* BEGIN Listed entries *

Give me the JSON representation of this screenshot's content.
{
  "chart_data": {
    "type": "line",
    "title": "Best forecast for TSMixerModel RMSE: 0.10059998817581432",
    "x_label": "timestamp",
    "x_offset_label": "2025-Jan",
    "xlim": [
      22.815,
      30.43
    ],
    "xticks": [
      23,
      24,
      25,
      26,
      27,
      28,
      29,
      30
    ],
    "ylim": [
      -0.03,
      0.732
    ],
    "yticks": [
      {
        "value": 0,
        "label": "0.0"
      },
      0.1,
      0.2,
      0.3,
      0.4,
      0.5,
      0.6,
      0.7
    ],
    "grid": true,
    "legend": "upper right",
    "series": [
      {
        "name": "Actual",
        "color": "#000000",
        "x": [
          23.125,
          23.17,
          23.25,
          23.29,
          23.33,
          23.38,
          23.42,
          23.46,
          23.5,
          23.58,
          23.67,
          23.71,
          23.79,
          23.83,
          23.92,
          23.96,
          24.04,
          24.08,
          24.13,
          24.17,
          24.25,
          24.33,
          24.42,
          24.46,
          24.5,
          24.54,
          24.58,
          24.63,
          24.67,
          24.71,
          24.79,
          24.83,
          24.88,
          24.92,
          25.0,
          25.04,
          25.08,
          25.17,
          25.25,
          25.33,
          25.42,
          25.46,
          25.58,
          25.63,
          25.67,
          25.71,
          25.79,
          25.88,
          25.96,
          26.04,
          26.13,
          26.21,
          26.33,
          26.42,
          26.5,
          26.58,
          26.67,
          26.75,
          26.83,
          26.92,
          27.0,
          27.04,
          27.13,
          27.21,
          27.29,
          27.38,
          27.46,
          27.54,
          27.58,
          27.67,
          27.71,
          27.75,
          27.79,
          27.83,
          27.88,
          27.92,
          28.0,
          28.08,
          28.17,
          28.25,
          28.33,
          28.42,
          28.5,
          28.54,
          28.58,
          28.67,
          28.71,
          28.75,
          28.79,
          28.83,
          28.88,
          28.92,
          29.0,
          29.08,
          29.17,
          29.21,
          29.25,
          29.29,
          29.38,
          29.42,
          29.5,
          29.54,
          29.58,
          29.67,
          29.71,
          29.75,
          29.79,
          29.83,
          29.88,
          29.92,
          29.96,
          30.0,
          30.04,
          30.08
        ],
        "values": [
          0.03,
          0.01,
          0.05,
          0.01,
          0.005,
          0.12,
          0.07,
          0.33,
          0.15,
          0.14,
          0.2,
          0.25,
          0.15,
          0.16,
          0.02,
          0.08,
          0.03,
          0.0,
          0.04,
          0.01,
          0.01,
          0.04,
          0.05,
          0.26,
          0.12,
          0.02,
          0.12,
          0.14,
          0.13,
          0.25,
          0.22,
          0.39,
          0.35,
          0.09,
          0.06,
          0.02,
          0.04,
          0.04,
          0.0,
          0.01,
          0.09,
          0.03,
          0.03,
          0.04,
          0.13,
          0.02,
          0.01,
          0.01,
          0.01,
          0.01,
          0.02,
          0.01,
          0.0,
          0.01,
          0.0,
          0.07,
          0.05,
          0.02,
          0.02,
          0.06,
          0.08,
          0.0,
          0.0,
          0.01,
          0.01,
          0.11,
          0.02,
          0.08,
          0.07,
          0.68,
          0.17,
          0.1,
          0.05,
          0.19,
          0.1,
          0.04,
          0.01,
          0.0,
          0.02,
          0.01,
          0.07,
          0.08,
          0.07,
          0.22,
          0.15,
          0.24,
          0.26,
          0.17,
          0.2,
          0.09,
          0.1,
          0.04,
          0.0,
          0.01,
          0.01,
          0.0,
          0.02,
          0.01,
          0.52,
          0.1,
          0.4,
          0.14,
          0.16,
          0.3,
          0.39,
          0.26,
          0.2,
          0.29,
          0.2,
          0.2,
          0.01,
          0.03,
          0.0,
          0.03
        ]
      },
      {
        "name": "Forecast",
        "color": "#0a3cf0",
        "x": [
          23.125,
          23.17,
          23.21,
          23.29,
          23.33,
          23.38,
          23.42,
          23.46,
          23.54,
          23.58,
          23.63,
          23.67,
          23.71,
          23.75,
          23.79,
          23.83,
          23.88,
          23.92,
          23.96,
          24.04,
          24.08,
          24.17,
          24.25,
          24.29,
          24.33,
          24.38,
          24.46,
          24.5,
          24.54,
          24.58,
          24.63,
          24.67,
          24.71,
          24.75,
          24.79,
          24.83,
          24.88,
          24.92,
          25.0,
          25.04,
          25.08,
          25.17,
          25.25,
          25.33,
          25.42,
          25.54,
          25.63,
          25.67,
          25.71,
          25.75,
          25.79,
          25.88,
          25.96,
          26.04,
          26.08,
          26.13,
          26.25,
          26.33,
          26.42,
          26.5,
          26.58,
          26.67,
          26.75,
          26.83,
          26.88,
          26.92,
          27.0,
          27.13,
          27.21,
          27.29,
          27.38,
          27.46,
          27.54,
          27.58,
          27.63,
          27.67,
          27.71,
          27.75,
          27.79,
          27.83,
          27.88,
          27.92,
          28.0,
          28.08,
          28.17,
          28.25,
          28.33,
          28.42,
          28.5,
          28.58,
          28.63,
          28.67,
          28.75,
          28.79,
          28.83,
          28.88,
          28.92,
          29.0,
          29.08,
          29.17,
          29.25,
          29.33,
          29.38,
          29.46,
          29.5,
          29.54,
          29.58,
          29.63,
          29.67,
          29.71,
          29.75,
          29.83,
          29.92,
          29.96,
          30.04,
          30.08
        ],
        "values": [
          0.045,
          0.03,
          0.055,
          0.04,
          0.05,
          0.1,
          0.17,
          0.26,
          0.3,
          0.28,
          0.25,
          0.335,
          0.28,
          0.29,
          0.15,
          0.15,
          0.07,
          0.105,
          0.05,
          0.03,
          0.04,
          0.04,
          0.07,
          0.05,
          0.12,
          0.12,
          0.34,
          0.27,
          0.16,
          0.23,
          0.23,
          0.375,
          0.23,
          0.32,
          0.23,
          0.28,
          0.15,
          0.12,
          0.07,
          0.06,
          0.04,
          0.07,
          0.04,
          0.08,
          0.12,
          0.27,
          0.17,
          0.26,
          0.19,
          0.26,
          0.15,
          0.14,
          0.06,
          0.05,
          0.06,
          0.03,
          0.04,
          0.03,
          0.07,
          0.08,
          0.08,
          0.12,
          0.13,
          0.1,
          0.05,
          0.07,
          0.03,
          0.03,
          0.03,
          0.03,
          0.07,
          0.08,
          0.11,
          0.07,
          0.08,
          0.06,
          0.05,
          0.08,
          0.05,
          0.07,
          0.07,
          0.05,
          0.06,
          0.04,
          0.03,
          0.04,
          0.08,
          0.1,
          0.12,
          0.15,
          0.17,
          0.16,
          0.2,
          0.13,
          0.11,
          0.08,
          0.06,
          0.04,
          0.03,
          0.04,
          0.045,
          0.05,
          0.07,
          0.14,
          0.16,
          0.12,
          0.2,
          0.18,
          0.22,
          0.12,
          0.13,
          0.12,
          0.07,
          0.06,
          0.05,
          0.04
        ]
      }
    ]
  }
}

* END Listed entries *

Job:
Output each record precisely as given.

Worked solution:
Give me the JSON representation of this screenshot's content.
{
  "chart_data": {
    "type": "line",
    "title": "Best forecast for TSMixerModel RMSE: 0.10059998817581432",
    "x_label": "timestamp",
    "x_offset_label": "2025-Jan",
    "xlim": [
      22.815,
      30.43
    ],
    "xticks": [
      23,
      24,
      25,
      26,
      27,
      28,
      29,
      30
    ],
    "ylim": [
      -0.03,
      0.732
    ],
    "yticks": [
      {
        "value": 0,
        "label": "0.0"
      },
      0.1,
      0.2,
      0.3,
      0.4,
      0.5,
      0.6,
      0.7
    ],
    "grid": true,
    "legend": "upper right",
    "series": [
      {
        "name": "Actual",
        "color": "#000000",
        "x": [
          23.125,
          23.17,
          23.25,
          23.29,
          23.33,
          23.38,
          23.42,
          23.46,
          23.5,
          23.58,
          23.67,
          23.71,
          23.79,
          23.83,
          23.92,
          23.96,
          24.04,
          24.08,
          24.13,
          24.17,
          24.25,
          24.33,
          24.42,
          24.46,
          24.5,
          24.54,
          24.58,
          24.63,
          24.67,
          24.71,
          24.79,
          24.83,
          24.88,
          24.92,
          25.0,
          25.04,
          25.08,
          25.17,
          25.25,
          25.33,
          25.42,
          25.46,
          25.58,
          25.63,
          25.67,
          25.71,
          25.79,
          25.88,
          25.96,
          26.04,
          26.13,
          26.21,
          26.33,
          26.42,
          26.5,
          26.58,
          26.67,
          26.75,
          26.83,
          26.92,
          27.0,
          27.04,
          27.13,
          27.21,
          27.29,
          27.38,
          27.46,
          27.54,
          27.58,
          27.67,
          27.71,
          27.75,
          27.79,
          27.83,
          27.88,
          27.92,
          28.0,
          28.08,
          28.17,
          28.25,
          28.33,
          28.42,
          28.5,
          28.54,
          28.58,
          28.67,
          28.71,
          28.75,
          28.79,
          28.83,
          28.88,
          28.92,
          29.0,
          29.08,
          29.17,
          29.21,
          29.25,
          29.29,
          29.38,
          29.42,
          29.5,
          29.54,
          29.58,
          29.67,
          29.71,
          29.75,
          29.79,
          29.83,
          29.88,
          29.92,
          29.96,
          30.0,
          30.04,
          30.08
        ],
        "values": [
          0.03,
          0.01,
          0.05,
          0.01,
          0.005,
          0.12,
          0.07,
          0.33,
          0.15,
          0.14,
          0.2,
          0.25,
          0.15,
          0.16,
          0.02,
          0.08,
          0.03,
          0.0,
          0.04,
          0.01,
          0.01,
          0.04,
          0.05,
          0.26,
          0.12,
          0.02,
          0.12,
          0.14,
          0.13,
          0.25,
          0.22,
          0.39,
          0.35,
          0.09,
          0.06,
          0.02,
          0.04,
          0.04,
          0.0,
          0.01,
          0.09,
          0.03,
          0.03,
          0.04,
          0.13,
          0.02,
          0.01,
          0.01,
          0.01,
          0.01,
          0.02,
          0.01,
          0.0,
          0.01,
          0.0,
          0.07,
          0.05,
          0.02,
          0.02,
          0.06,
          0.08,
          0.0,
          0.0,
          0.01,
          0.01,
          0.11,
          0.02,
          0.08,
          0.07,
          0.68,
          0.17,
          0.1,
          0.05,
          0.19,
          0.1,
          0.04,
          0.01,
          0.0,
          0.02,
          0.01,
          0.07,
          0.08,
          0.07,
          0.22,
          0.15,
          0.24,
          0.26,
          0.17,
          0.2,
          0.09,
          0.1,
          0.04,
          0.0,
          0.01,
          0.01,
          0.0,
          0.02,
          0.01,
          0.52,
          0.1,
          0.4,
          0.14,
          0.16,
          0.3,
          0.39,
          0.26,
          0.2,
          0.29,
          0.2,
          0.2,
          0.01,
          0.03,
          0.0,
          0.03
        ]
      },
      {
        "name": "Forecast",
        "color": "#0a3cf0",
        "x": [
          23.125,
          23.17,
          23.21,
          23.29,
          23.33,
          23.38,
          23.42,
          23.46,
          23.54,
          23.58,
          23.63,
          23.67,
          23.71,
          23.75,
          23.79,
          23.83,
          23.88,
          23.92,
          23.96,
          24.04,
          24.08,
          24.17,
          24.25,
          24.29,
          24.33,
          24.38,
          24.46,
          24.5,
          24.54,
          24.58,
          24.63,
          24.67,
          24.71,
          24.75,
          24.79,
          24.83,
          24.88,
          24.92,
          25.0,
          25.04,
          25.08,
          25.17,
          25.25,
          25.33,
          25.42,
          25.54,
          25.63,
          25.67,
          25.71,
          25.75,
          25.79,
          25.88,
          25.96,
          26.04,
          26.08,
          26.13,
          26.25,
          26.33,
          26.42,
          26.5,
          26.58,
          26.67,
          26.75,
          26.83,
          26.88,
          26.92,
          27.0,
          27.13,
          27.21,
          27.29,
          27.38,
          27.46,
          27.54,
          27.58,
          27.63,
          27.67,
          27.71,
          27.75,
          27.79,
          27.83,
          27.88,
          27.92,
          28.0,
          28.08,
          28.17,
          28.25,
          28.33,
          28.42,
          28.5,
          28.58,
          28.63,
          28.67,
          28.75,
          28.79,
          28.83,
          28.88,
          28.92,
          29.0,
          29.08,
          29.17,
          29.25,
          29.33,
          29.38,
          29.46,
          29.5,
          29.54,
          29.58,
          29.63,
          29.67,
          29.71,
          29.75,
          29.83,
          29.92,
          29.96,
          30.04,
          30.08
        ],
        "values": [
          0.045,
          0.03,
          0.055,
          0.04,
          0.05,
          0.1,
          0.17,
          0.26,
          0.3,
          0.28,
          0.25,
          0.335,
          0.28,
          0.29,
          0.15,
          0.15,
          0.07,
          0.105,
          0.05,
          0.03,
          0.04,
          0.04,
          0.07,
          0.05,
          0.12,
          0.12,
          0.34,
          0.27,
          0.16,
          0.23,
          0.23,
          0.375,
          0.23,
          0.32,
          0.23,
          0.28,
          0.15,
          0.12,
          0.07,
          0.06,
          0.04,
          0.07,
          0.04,
          0.08,
          0.12,
          0.27,
          0.17,
          0.26,
          0.19,
          0.26,
          0.15,
          0.14,
          0.06,
          0.05,
          0.06,
          0.03,
          0.04,
          0.03,
          0.07,
          0.08,
          0.08,
          0.12,
          0.13,
          0.1,
          0.05,
          0.07,
          0.03,
          0.03,
          0.03,
          0.03,
          0.07,
          0.08,
          0.11,
          0.07,
          0.08,
          0.06,
          0.05,
          0.08,
          0.05,
          0.07,
          0.07,
          0.05,
          0.06,
          0.04,
          0.03,
          0.04,
          0.08,
          0.1,
          0.12,
          0.15,
          0.17,
          0.16,
          0.2,
          0.13,
          0.11,
          0.08,
          0.06,
          0.04,
          0.03,
          0.04,
          0.045,
          0.05,
          0.07,
          0.14,
          0.16,
          0.12,
          0.2,
          0.18,
          0.22,
          0.12,
          0.13,
          0.12,
          0.07,
          0.06,
          0.05,
          0.04
        ]
      }
    ]
  }
}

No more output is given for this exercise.